* Goal
From the entries below, pull out each line where "comparison" appears.

========

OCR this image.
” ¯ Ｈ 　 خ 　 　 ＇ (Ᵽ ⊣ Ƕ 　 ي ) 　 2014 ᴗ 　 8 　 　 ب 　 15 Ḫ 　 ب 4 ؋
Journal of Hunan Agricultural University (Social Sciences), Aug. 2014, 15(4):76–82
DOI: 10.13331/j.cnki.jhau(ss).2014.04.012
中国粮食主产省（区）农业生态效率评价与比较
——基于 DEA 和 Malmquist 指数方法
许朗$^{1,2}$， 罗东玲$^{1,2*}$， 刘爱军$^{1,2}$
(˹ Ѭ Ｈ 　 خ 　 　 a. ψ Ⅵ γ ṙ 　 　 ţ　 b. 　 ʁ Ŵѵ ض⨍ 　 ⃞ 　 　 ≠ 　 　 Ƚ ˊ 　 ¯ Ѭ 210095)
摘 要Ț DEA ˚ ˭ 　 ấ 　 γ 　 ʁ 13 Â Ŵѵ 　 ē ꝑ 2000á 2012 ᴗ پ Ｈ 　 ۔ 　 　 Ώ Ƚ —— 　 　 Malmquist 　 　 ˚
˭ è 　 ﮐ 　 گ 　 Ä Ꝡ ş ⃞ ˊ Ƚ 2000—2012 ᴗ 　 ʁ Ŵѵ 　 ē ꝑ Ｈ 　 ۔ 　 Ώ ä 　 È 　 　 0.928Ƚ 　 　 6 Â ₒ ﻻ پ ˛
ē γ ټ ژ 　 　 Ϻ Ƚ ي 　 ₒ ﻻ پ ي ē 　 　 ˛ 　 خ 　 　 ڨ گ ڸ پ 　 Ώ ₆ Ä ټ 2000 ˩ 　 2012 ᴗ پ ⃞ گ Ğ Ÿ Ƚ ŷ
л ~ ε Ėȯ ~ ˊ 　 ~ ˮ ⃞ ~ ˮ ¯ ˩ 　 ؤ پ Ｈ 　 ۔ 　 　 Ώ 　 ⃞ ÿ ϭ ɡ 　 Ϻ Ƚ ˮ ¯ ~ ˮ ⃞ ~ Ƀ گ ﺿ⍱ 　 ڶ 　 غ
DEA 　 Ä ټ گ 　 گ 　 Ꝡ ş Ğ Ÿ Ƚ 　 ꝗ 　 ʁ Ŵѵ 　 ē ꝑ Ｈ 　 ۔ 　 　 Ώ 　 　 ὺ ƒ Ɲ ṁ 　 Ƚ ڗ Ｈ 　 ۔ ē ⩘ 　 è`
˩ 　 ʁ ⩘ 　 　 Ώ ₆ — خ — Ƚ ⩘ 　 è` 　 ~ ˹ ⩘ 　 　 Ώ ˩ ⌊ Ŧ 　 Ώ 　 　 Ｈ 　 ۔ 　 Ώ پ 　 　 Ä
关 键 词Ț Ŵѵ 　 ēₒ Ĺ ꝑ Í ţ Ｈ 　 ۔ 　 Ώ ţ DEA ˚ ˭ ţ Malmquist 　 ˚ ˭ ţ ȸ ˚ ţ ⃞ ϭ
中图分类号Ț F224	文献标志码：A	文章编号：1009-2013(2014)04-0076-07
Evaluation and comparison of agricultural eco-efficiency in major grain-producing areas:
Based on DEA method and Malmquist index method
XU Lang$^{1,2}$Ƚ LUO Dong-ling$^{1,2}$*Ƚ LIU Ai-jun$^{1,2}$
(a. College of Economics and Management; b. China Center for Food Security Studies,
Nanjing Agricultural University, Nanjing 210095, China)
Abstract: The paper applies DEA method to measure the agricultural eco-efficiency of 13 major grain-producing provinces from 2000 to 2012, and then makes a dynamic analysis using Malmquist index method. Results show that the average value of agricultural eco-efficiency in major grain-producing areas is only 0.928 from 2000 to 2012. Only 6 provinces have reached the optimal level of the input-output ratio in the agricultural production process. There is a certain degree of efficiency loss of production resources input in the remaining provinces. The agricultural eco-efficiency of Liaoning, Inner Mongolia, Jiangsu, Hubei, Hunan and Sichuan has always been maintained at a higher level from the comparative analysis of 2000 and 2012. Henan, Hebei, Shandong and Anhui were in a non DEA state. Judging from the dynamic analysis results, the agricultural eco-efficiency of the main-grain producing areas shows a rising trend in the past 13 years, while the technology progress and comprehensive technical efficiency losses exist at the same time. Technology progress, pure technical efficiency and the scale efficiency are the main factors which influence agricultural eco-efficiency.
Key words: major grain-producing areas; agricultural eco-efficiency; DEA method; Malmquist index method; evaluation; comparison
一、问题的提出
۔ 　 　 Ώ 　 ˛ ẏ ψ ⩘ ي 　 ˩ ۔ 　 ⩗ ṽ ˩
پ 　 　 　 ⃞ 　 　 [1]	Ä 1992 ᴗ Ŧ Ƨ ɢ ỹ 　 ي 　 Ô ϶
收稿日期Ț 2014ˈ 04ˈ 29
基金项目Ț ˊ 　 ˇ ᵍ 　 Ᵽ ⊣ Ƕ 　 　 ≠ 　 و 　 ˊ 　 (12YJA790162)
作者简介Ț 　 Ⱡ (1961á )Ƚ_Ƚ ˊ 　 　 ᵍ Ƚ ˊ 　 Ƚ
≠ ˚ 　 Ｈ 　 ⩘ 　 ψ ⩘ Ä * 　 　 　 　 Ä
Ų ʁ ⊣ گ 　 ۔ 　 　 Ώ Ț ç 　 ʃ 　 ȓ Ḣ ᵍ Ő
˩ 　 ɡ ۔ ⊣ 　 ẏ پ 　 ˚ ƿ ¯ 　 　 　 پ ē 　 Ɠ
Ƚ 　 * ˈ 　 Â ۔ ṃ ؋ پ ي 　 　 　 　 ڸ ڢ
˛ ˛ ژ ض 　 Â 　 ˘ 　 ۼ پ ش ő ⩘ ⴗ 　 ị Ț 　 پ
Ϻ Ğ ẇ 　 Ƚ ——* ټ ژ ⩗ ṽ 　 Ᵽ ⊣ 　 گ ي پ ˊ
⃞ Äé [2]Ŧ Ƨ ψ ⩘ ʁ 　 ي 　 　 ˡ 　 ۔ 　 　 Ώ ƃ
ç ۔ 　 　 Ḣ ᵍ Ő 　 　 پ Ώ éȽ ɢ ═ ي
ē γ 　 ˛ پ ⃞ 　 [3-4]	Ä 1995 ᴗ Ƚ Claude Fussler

========

* Completed exercise
Evaluation and comparison of agricultural eco-efficiency in major grain-producing areas:
Key words: major grain-producing areas; agricultural eco-efficiency; DEA method; Malmquist index method; evaluation; comparison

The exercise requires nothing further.